### [Exercise instructions]
Output the data exactly, with every line intact.

### [Listing]
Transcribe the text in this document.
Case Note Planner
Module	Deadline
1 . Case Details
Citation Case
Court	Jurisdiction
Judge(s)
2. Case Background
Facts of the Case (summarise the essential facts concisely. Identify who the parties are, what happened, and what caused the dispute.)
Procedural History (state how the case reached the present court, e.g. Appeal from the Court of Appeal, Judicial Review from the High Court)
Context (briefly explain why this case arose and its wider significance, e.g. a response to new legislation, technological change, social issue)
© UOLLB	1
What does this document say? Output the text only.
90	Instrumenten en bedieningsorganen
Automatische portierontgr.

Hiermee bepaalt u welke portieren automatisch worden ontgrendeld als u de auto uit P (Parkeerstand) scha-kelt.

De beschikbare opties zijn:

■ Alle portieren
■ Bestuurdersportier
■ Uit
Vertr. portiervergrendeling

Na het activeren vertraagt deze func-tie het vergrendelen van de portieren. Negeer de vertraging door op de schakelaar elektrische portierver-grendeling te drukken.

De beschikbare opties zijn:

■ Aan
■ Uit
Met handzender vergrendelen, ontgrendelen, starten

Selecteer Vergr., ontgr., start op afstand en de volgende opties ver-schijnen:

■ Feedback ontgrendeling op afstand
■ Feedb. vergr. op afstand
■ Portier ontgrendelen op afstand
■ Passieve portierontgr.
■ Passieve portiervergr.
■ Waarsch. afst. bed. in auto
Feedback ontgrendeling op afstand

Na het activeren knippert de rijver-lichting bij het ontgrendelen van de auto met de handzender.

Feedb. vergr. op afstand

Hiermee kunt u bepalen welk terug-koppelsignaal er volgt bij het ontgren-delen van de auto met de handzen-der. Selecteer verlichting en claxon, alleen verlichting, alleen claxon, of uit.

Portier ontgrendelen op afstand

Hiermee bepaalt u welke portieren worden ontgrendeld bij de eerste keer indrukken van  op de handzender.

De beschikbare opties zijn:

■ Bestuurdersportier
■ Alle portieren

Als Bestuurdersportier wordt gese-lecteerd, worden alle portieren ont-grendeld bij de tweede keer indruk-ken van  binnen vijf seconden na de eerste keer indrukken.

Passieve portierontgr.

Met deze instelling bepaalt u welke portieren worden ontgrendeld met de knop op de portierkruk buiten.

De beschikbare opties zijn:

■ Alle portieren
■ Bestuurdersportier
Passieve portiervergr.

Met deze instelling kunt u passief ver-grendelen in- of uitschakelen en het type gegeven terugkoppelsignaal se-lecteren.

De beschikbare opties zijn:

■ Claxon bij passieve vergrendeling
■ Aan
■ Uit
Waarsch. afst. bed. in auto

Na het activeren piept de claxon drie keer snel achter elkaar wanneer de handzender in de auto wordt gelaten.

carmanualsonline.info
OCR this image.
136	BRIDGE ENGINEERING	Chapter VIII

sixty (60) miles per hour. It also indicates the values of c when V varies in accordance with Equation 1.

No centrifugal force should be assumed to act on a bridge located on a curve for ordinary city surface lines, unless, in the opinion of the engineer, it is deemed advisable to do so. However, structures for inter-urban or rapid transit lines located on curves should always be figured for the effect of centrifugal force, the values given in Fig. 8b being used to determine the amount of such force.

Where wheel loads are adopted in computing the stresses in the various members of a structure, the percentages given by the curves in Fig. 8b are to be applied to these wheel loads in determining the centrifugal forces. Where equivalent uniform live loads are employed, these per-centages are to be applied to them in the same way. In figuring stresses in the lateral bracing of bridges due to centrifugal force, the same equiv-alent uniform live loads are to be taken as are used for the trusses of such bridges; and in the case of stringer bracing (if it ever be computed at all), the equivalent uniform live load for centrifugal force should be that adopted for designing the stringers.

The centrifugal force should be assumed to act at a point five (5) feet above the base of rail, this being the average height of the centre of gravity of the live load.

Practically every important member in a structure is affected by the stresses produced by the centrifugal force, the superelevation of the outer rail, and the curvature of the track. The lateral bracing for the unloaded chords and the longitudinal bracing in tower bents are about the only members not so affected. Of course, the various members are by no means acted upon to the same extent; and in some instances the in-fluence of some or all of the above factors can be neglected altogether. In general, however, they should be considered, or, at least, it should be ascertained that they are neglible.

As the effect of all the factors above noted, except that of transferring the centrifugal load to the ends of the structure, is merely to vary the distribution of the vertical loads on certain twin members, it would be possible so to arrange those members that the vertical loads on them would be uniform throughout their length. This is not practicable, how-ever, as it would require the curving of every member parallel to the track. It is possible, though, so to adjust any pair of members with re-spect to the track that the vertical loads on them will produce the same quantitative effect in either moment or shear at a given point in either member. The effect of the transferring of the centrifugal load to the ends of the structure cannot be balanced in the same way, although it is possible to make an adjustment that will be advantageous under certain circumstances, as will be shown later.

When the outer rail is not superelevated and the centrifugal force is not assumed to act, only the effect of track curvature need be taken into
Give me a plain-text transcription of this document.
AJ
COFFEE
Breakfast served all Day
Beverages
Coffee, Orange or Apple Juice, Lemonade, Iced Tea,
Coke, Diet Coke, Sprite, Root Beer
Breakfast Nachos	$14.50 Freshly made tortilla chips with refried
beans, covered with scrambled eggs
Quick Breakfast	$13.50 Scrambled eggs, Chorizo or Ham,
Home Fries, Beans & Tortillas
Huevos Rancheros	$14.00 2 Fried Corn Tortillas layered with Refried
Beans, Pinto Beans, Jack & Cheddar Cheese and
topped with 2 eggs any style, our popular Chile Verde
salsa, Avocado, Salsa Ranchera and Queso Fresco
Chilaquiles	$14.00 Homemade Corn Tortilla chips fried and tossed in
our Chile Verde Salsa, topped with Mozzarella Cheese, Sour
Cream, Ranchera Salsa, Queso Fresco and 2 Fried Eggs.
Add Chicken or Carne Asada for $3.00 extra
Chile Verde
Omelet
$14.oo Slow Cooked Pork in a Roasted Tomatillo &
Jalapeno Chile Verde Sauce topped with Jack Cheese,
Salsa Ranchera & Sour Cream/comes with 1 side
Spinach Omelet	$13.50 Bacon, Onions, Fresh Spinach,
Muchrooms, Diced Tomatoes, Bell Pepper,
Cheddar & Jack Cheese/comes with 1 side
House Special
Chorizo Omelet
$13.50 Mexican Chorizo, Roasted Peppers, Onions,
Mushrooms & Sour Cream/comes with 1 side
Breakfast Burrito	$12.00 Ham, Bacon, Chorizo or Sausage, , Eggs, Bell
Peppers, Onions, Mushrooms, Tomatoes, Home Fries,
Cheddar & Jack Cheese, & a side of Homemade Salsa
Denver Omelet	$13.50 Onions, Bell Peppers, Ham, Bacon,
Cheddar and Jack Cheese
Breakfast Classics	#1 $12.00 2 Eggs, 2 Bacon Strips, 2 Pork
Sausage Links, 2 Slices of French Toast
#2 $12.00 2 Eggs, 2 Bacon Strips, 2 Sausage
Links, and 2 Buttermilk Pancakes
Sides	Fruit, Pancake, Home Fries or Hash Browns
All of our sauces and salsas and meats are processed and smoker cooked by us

### [Finished task]
Transcribe the text in this document.
Case Note Planner
Module	Deadline
1 . Case Details
Citation Case
Court	Jurisdiction
Judge(s)
2. Case Background
Facts of the Case (summarise the essential facts concisely. Identify who the parties are, what happened, and what caused the dispute.)
Procedural History (state how the case reached the present court, e.g. Appeal from the Court of Appeal, Judicial Review from the High Court)
Context (briefly explain why this case arose and its wider significance, e.g. a response to new legislation, technological change, social issue)
© UOLLB	1
What does this document say? Output the text only.
90	Instrumenten en bedieningsorganen
Automatische portierontgr.

Hiermee bepaalt u welke portieren automatisch worden ontgrendeld als u de auto uit P (Parkeerstand) scha-kelt.

De beschikbare opties zijn:

■ Alle portieren
■ Bestuurdersportier
■ Uit
Vertr. portiervergrendeling

Na het activeren vertraagt deze func-tie het vergrendelen van de portieren. Negeer de vertraging door op de schakelaar elektrische portierver-grendeling te drukken.

De beschikbare opties zijn:

■ Aan
■ Uit
Met handzender vergrendelen, ontgrendelen, starten

Selecteer Vergr., ontgr., start op afstand en de volgende opties ver-schijnen:

■ Feedback ontgrendeling op afstand
■ Feedb. vergr. op afstand
■ Portier ontgrendelen op afstand
■ Passieve portierontgr.
■ Passieve portiervergr.
■ Waarsch. afst. bed. in auto
Feedback ontgrendeling op afstand

Na het activeren knippert de rijver-lichting bij het ontgrendelen van de auto met de handzender.

Feedb. vergr. op afstand

Hiermee kunt u bepalen welk terug-koppelsignaal er volgt bij het ontgren-delen van de auto met de handzen-der. Selecteer verlichting en claxon, alleen verlichting, alleen claxon, of uit.

Portier ontgrendelen op afstand

Hiermee bepaalt u welke portieren worden ontgrendeld bij de eerste keer indrukken van  op de handzender.

De beschikbare opties zijn:

■ Bestuurdersportier
■ Alle portieren

Als Bestuurdersportier wordt gese-lecteerd, worden alle portieren ont-grendeld bij de tweede keer indruk-ken van  binnen vijf seconden na de eerste keer indrukken.

Passieve portierontgr.

Met deze instelling bepaalt u welke portieren worden ontgrendeld met de knop op de portierkruk buiten.

De beschikbare opties zijn:

■ Alle portieren
■ Bestuurdersportier
Passieve portiervergr.

Met deze instelling kunt u passief ver-grendelen in- of uitschakelen en het type gegeven terugkoppelsignaal se-lecteren.

De beschikbare opties zijn:

■ Claxon bij passieve vergrendeling
■ Aan
■ Uit
Waarsch. afst. bed. in auto

Na het activeren piept de claxon drie keer snel achter elkaar wanneer de handzender in de auto wordt gelaten.

carmanualsonline.info
OCR this image.
136	BRIDGE ENGINEERING	Chapter VIII

sixty (60) miles per hour. It also indicates the values of c when V varies in accordance with Equation 1.

No centrifugal force should be assumed to act on a bridge located on a curve for ordinary city surface lines, unless, in the opinion of the engineer, it is deemed advisable to do so. However, structures for inter-urban or rapid transit lines located on curves should always be figured for the effect of centrifugal force, the values given in Fig. 8b being used to determine the amount of such force.

Where wheel loads are adopted in computing the stresses in the various members of a structure, the percentages given by the curves in Fig. 8b are to be applied to these wheel loads in determining the centrifugal forces. Where equivalent uniform live loads are employed, these per-centages are to be applied to them in the same way. In figuring stresses in the lateral bracing of bridges due to centrifugal force, the same equiv-alent uniform live loads are to be taken as are used for the trusses of such bridges; and in the case of stringer bracing (if it ever be computed at all), the equivalent uniform live load for centrifugal force should be that adopted for designing the stringers.

The centrifugal force should be assumed to act at a point five (5) feet above the base of rail, this being the average height of the centre of gravity of the live load.

Practically every important member in a structure is affected by the stresses produced by the centrifugal force, the superelevation of the outer rail, and the curvature of the track. The lateral bracing for the unloaded chords and the longitudinal bracing in tower bents are about the only members not so affected. Of course, the various members are by no means acted upon to the same extent; and in some instances the in-fluence of some or all of the above factors can be neglected altogether. In general, however, they should be considered, or, at least, it should be ascertained that they are neglible.

As the effect of all the factors above noted, except that of transferring the centrifugal load to the ends of the structure, is merely to vary the distribution of the vertical loads on certain twin members, it would be possible so to arrange those members that the vertical loads on them would be uniform throughout their length. This is not practicable, how-ever, as it would require the curving of every member parallel to the track. It is possible, though, so to adjust any pair of members with re-spect to the track that the vertical loads on them will produce the same quantitative effect in either moment or shear at a given point in either member. The effect of the transferring of the centrifugal load to the ends of the structure cannot be balanced in the same way, although it is possible to make an adjustment that will be advantageous under certain circumstances, as will be shown later.

When the outer rail is not superelevated and the centrifugal force is not assumed to act, only the effect of track curvature need be taken into
Give me a plain-text transcription of this document.
AJ
COFFEE
Breakfast served all Day
Beverages
Coffee, Orange or Apple Juice, Lemonade, Iced Tea,
Coke, Diet Coke, Sprite, Root Beer
Breakfast Nachos	$14.50 Freshly made tortilla chips with refried
beans, covered with scrambled eggs
Quick Breakfast	$13.50 Scrambled eggs, Chorizo or Ham,
Home Fries, Beans & Tortillas
Huevos Rancheros	$14.00 2 Fried Corn Tortillas layered with Refried
Beans, Pinto Beans, Jack & Cheddar Cheese and
topped with 2 eggs any style, our popular Chile Verde
salsa, Avocado, Salsa Ranchera and Queso Fresco
Chilaquiles	$14.00 Homemade Corn Tortilla chips fried and tossed in
our Chile Verde Salsa, topped with Mozzarella Cheese, Sour
Cream, Ranchera Salsa, Queso Fresco and 2 Fried Eggs.
Add Chicken or Carne Asada for $3.00 extra
Chile Verde
Omelet
$14.oo Slow Cooked Pork in a Roasted Tomatillo &
Jalapeno Chile Verde Sauce topped with Jack Cheese,
Salsa Ranchera & Sour Cream/comes with 1 side
Spinach Omelet	$13.50 Bacon, Onions, Fresh Spinach,
Muchrooms, Diced Tomatoes, Bell Pepper,
Cheddar & Jack Cheese/comes with 1 side
House Special
Chorizo Omelet
$13.50 Mexican Chorizo, Roasted Peppers, Onions,
Mushrooms & Sour Cream/comes with 1 side
Breakfast Burrito	$12.00 Ham, Bacon, Chorizo or Sausage, , Eggs, Bell
Peppers, Onions, Mushrooms, Tomatoes, Home Fries,
Cheddar & Jack Cheese, & a side of Homemade Salsa
Denver Omelet	$13.50 Onions, Bell Peppers, Ham, Bacon,
Cheddar and Jack Cheese
Breakfast Classics	#1 $12.00 2 Eggs, 2 Bacon Strips, 2 Pork
Sausage Links, 2 Slices of French Toast
#2 $12.00 2 Eggs, 2 Bacon Strips, 2 Sausage
Links, and 2 Buttermilk Pancakes
Sides	Fruit, Pancake, Home Fries or Hash Browns
All of our sauces and salsas and meats are processed and smoker cooked by us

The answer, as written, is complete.